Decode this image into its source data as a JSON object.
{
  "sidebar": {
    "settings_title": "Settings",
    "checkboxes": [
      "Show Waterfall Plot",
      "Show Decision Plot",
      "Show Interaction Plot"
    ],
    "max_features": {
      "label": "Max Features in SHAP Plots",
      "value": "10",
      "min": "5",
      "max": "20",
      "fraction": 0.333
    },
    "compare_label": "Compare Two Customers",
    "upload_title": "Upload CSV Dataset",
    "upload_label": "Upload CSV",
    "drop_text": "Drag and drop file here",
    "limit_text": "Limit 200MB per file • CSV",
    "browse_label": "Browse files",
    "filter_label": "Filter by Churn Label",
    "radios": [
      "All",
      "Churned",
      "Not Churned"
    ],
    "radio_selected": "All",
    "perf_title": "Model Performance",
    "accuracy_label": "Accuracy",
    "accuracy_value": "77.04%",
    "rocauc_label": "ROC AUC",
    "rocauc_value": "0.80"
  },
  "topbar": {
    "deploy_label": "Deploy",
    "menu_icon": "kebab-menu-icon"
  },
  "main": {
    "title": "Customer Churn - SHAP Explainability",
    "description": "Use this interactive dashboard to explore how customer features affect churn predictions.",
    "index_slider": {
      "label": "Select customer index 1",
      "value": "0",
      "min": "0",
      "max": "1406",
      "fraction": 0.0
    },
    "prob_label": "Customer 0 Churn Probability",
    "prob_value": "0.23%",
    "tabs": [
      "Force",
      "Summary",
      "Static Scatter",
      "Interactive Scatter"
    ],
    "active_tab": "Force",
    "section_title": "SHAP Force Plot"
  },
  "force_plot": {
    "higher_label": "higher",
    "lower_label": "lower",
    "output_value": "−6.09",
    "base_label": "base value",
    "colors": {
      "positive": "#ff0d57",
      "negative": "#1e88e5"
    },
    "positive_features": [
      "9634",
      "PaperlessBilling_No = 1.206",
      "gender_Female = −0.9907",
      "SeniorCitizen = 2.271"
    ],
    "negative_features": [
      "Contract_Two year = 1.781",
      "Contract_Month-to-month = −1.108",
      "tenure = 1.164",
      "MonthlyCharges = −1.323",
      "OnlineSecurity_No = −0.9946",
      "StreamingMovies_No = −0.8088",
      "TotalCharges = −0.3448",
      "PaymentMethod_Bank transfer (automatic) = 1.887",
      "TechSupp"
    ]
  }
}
══════════
* [Instructions for the task]
Quote each line of the listing above exactly.

* [The response]
Decode this image into its source data as a JSON object.
{
  "sidebar": {
    "settings_title": "Settings",
    "checkboxes": [
      "Show Waterfall Plot",
      "Show Decision Plot",
      "Show Interaction Plot"
    ],
    "max_features": {
      "label": "Max Features in SHAP Plots",
      "value": "10",
      "min": "5",
      "max": "20",
      "fraction": 0.333
    },
    "compare_label": "Compare Two Customers",
    "upload_title": "Upload CSV Dataset",
    "upload_label": "Upload CSV",
    "drop_text": "Drag and drop file here",
    "limit_text": "Limit 200MB per file • CSV",
    "browse_label": "Browse files",
    "filter_label": "Filter by Churn Label",
    "radios": [
      "All",
      "Churned",
      "Not Churned"
    ],
    "radio_selected": "All",
    "perf_title": "Model Performance",
    "accuracy_label": "Accuracy",
    "accuracy_value": "77.04%",
    "rocauc_label": "ROC AUC",
    "rocauc_value": "0.80"
  },
  "topbar": {
    "deploy_label": "Deploy",
    "menu_icon": "kebab-menu-icon"
  },
  "main": {
    "title": "Customer Churn - SHAP Explainability",
    "description": "Use this interactive dashboard to explore how customer features affect churn predictions.",
    "index_slider": {
      "label": "Select customer index 1",
      "value": "0",
      "min": "0",
      "max": "1406",
      "fraction": 0.0
    },
    "prob_label": "Customer 0 Churn Probability",
    "prob_value": "0.23%",
    "tabs": [
      "Force",
      "Summary",
      "Static Scatter",
      "Interactive Scatter"
    ],
    "active_tab": "Force",
    "section_title": "SHAP Force Plot"
  },
  "force_plot": {
    "higher_label": "higher",
    "lower_label": "lower",
    "output_value": "−6.09",
    "base_label": "base value",
    "colors": {
      "positive": "#ff0d57",
      "negative": "#1e88e5"
    },
    "positive_features": [
      "9634",
      "PaperlessBilling_No = 1.206",
      "gender_Female = −0.9907",
      "SeniorCitizen = 2.271"
    ],
    "negative_features": [
      "Contract_Two year = 1.781",
      "Contract_Month-to-month = −1.108",
      "tenure = 1.164",
      "MonthlyCharges = −1.323",
      "OnlineSecurity_No = −0.9946",
      "StreamingMovies_No = −0.8088",
      "TotalCharges = −0.3448",
      "PaymentMethod_Bank transfer (automatic) = 1.887",
      "TechSupp"
    ]
  }
}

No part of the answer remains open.